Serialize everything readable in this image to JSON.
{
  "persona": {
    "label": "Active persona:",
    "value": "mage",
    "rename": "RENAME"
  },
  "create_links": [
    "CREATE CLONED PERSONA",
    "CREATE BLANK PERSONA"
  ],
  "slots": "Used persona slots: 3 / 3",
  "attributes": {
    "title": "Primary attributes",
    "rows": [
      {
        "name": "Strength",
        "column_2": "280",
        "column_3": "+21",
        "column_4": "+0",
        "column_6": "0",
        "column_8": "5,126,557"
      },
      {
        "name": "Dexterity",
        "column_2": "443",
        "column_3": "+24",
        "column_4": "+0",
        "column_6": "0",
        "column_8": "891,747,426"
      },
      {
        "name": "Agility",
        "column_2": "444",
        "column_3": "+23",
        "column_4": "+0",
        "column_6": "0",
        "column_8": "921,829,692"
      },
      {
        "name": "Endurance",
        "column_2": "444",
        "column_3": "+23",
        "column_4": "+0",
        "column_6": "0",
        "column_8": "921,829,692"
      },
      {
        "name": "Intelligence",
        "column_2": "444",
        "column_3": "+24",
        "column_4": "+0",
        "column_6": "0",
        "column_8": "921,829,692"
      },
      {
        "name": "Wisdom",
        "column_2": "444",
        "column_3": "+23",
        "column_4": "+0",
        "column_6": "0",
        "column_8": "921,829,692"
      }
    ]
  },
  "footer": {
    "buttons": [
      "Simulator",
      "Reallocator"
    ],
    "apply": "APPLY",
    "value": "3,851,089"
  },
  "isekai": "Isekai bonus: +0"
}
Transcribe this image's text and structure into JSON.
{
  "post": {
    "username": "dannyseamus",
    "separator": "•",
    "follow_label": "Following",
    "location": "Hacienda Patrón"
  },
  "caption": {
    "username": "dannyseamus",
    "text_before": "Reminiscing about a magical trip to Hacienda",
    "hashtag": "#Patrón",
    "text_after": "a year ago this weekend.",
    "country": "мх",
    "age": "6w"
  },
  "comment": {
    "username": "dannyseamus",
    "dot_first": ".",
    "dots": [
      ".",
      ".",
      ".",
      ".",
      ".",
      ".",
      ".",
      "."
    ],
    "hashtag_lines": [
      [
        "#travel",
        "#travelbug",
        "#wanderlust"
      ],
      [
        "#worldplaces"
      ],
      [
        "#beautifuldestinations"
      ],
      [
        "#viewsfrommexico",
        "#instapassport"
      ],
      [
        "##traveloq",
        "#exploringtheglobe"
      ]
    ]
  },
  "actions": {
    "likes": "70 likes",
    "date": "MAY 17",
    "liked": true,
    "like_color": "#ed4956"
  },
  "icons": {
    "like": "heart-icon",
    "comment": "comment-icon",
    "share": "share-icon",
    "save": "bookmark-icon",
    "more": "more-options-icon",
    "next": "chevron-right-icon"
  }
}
──────
# [Objective]
Retype the whole listing, matching it exactly.

# [Complete response]
Serialize everything readable in this image to JSON.
{
  "persona": {
    "label": "Active persona:",
    "value": "mage",
    "rename": "RENAME"
  },
  "create_links": [
    "CREATE CLONED PERSONA",
    "CREATE BLANK PERSONA"
  ],
  "slots": "Used persona slots: 3 / 3",
  "attributes": {
    "title": "Primary attributes",
    "rows": [
      {
        "name": "Strength",
        "column_2": "280",
        "column_3": "+21",
        "column_4": "+0",
        "column_6": "0",
        "column_8": "5,126,557"
      },
      {
        "name": "Dexterity",
        "column_2": "443",
        "column_3": "+24",
        "column_4": "+0",
        "column_6": "0",
        "column_8": "891,747,426"
      },
      {
        "name": "Agility",
        "column_2": "444",
        "column_3": "+23",
        "column_4": "+0",
        "column_6": "0",
        "column_8": "921,829,692"
      },
      {
        "name": "Endurance",
        "column_2": "444",
        "column_3": "+23",
        "column_4": "+0",
        "column_6": "0",
        "column_8": "921,829,692"
      },
      {
        "name": "Intelligence",
        "column_2": "444",
        "column_3": "+24",
        "column_4": "+0",
        "column_6": "0",
        "column_8": "921,829,692"
      },
      {
        "name": "Wisdom",
        "column_2": "444",
        "column_3": "+23",
        "column_4": "+0",
        "column_6": "0",
        "column_8": "921,829,692"
      }
    ]
  },
  "footer": {
    "buttons": [
      "Simulator",
      "Reallocator"
    ],
    "apply": "APPLY",
    "value": "3,851,089"
  },
  "isekai": "Isekai bonus: +0"
}
Transcribe this image's text and structure into JSON.
{
  "post": {
    "username": "dannyseamus",
    "separator": "•",
    "follow_label": "Following",
    "location": "Hacienda Patrón"
  },
  "caption": {
    "username": "dannyseamus",
    "text_before": "Reminiscing about a magical trip to Hacienda",
    "hashtag": "#Patrón",
    "text_after": "a year ago this weekend.",
    "country": "мх",
    "age": "6w"
  },
  "comment": {
    "username": "dannyseamus",
    "dot_first": ".",
    "dots": [
      ".",
      ".",
      ".",
      ".",
      ".",
      ".",
      ".",
      "."
    ],
    "hashtag_lines": [
      [
        "#travel",
        "#travelbug",
        "#wanderlust"
      ],
      [
        "#worldplaces"
      ],
      [
        "#beautifuldestinations"
      ],
      [
        "#viewsfrommexico",
        "#instapassport"
      ],
      [
        "##traveloq",
        "#exploringtheglobe"
      ]
    ]
  },
  "actions": {
    "likes": "70 likes",
    "date": "MAY 17",
    "liked": true,
    "like_color": "#ed4956"
  },
  "icons": {
    "like": "heart-icon",
    "comment": "comment-icon",
    "share": "share-icon",
    "save": "bookmark-icon",
    "more": "more-options-icon",
    "next": "chevron-right-icon"
  }
}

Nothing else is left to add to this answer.